*Exercise details*
Records follow. Pull out every line that contains "assigned".

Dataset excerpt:
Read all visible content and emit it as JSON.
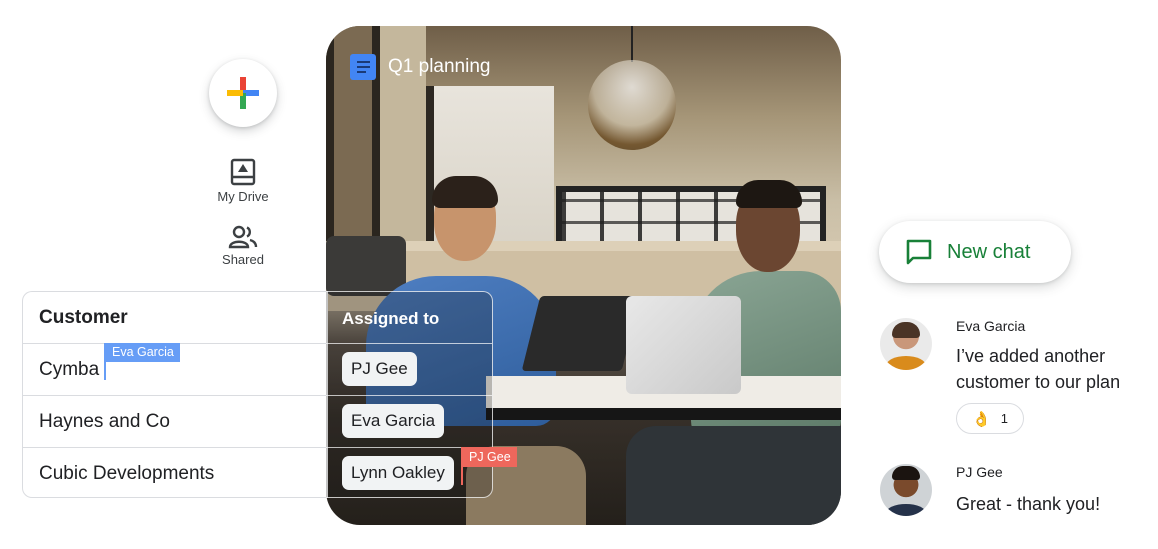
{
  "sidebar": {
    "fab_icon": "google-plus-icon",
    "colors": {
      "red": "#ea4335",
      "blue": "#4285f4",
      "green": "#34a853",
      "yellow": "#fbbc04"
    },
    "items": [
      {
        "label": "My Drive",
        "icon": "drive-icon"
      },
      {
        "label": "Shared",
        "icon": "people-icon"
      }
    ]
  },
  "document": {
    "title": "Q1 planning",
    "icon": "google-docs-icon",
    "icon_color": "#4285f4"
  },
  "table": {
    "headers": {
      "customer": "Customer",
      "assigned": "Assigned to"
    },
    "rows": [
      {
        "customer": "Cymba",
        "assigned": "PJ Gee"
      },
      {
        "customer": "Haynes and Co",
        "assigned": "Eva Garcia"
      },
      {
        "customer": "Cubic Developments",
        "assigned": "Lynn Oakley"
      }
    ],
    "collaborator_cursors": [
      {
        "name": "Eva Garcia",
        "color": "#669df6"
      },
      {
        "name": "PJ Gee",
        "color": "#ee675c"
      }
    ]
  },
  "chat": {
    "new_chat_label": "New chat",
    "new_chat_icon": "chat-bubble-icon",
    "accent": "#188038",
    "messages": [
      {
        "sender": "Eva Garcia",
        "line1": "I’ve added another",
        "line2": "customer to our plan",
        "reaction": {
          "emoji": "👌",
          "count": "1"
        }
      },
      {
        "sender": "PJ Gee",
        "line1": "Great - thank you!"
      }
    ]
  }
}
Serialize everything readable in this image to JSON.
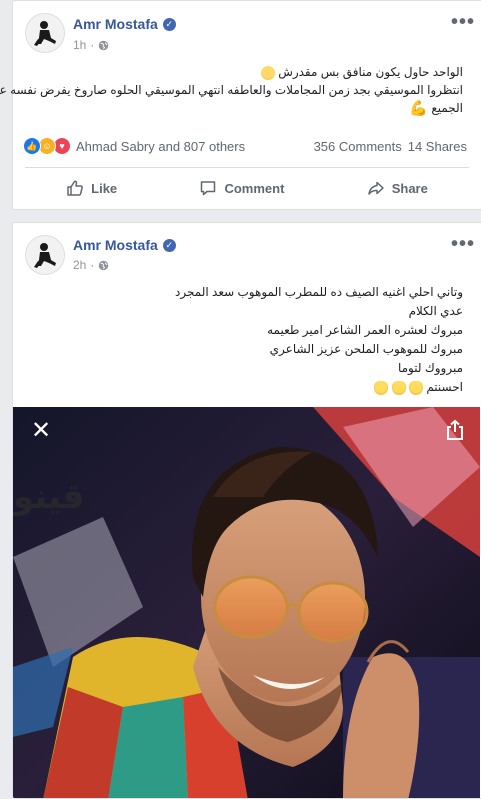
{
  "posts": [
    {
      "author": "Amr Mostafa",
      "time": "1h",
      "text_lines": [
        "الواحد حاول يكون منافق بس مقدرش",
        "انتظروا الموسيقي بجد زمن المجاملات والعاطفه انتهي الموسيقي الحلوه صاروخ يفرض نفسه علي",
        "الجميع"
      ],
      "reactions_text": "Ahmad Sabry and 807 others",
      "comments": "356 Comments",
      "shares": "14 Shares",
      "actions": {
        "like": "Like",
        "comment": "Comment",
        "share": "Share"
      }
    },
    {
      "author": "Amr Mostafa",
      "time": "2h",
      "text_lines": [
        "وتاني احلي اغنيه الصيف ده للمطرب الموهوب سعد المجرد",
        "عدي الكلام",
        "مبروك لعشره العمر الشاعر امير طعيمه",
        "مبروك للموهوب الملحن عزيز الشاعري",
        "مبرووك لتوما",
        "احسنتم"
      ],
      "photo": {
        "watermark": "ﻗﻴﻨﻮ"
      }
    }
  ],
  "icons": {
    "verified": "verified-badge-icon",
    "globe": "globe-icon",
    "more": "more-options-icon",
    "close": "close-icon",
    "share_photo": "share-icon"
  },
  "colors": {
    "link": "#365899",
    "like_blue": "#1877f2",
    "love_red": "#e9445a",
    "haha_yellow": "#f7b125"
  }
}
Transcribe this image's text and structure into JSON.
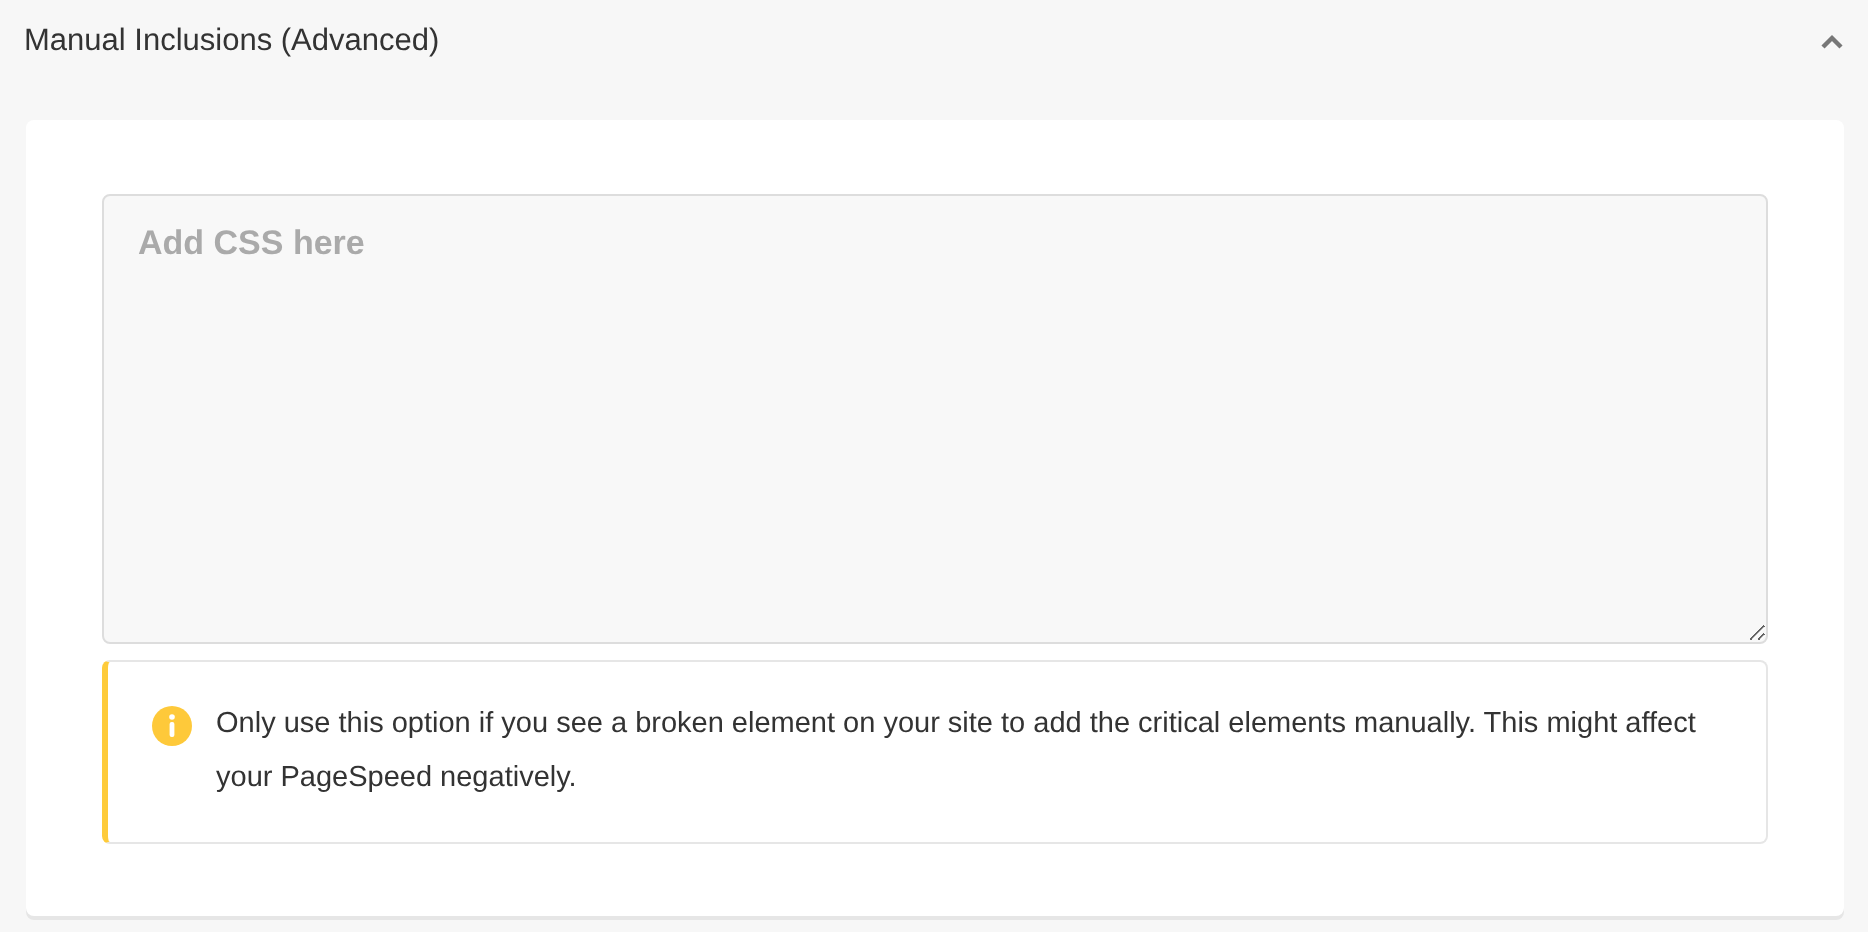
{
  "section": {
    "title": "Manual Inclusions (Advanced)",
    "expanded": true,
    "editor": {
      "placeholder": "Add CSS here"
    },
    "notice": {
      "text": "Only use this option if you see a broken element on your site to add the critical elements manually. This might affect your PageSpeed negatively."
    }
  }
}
* * *
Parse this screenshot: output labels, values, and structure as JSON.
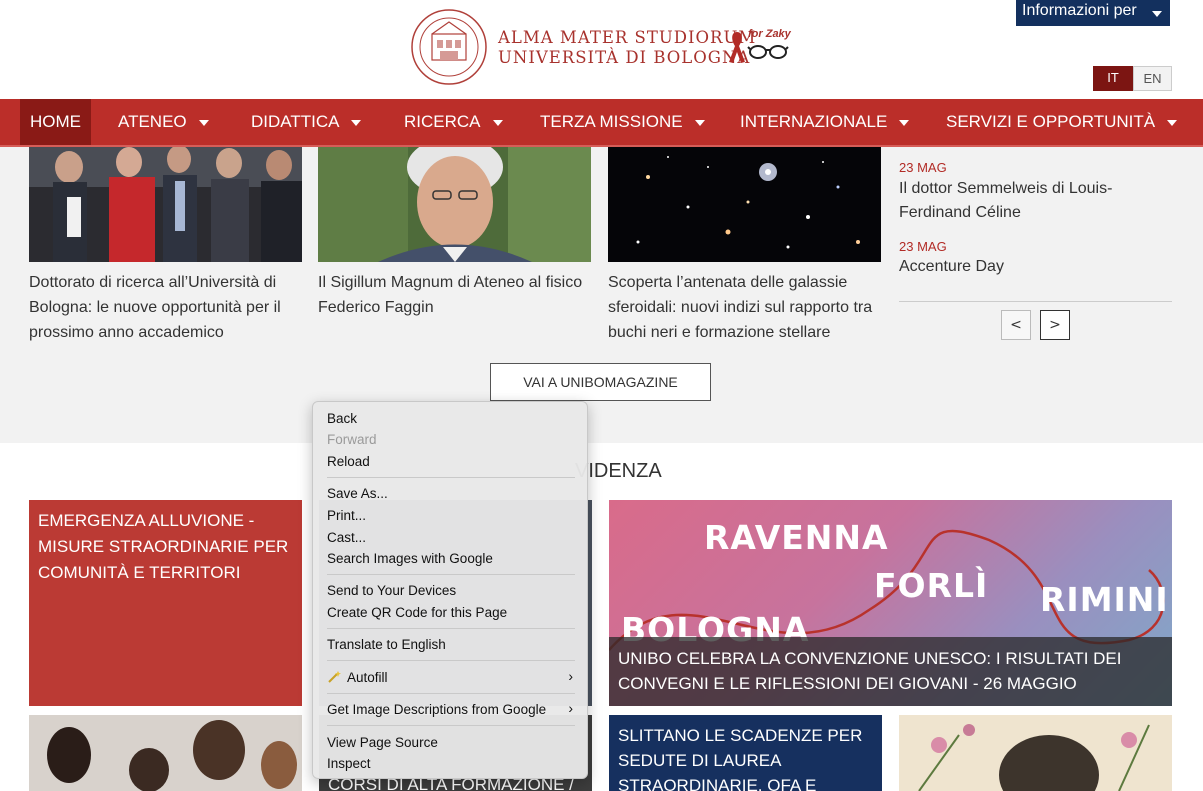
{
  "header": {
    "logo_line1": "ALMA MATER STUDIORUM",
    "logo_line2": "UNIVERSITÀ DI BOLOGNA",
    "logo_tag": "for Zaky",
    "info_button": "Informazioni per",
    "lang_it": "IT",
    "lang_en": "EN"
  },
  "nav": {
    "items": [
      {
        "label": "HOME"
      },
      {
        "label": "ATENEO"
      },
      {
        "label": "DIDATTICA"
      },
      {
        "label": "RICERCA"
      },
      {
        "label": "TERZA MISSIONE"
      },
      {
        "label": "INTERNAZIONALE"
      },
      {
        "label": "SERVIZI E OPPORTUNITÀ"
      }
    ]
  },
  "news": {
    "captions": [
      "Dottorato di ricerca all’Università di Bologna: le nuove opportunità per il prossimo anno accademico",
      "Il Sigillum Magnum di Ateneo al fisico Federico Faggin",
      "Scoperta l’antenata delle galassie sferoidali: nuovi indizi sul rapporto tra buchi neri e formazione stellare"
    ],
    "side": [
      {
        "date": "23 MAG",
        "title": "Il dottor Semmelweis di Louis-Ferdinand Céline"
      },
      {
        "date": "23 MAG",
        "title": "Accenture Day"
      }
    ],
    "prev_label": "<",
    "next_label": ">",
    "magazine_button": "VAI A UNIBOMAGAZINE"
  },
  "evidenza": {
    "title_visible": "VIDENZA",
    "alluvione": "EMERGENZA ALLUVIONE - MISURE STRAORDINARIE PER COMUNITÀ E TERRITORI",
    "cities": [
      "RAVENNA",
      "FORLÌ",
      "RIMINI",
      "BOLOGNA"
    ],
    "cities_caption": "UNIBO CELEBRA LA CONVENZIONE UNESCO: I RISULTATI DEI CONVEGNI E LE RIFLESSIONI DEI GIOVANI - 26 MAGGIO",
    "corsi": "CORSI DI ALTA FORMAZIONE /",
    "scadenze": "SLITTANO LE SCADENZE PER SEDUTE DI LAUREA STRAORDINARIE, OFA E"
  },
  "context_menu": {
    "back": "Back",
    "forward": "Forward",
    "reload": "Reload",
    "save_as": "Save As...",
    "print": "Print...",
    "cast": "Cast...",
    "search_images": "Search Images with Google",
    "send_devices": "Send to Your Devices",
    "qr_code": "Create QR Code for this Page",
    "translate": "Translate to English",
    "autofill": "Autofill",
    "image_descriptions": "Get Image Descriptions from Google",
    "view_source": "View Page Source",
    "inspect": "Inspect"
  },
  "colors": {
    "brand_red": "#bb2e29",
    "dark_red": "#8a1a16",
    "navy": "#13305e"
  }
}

*Exercise solution*
      "assigned": "Assigned to"
        "assigned": "PJ Gee"
        "assigned": "Eva Garcia"
        "assigned": "Lynn Oakley"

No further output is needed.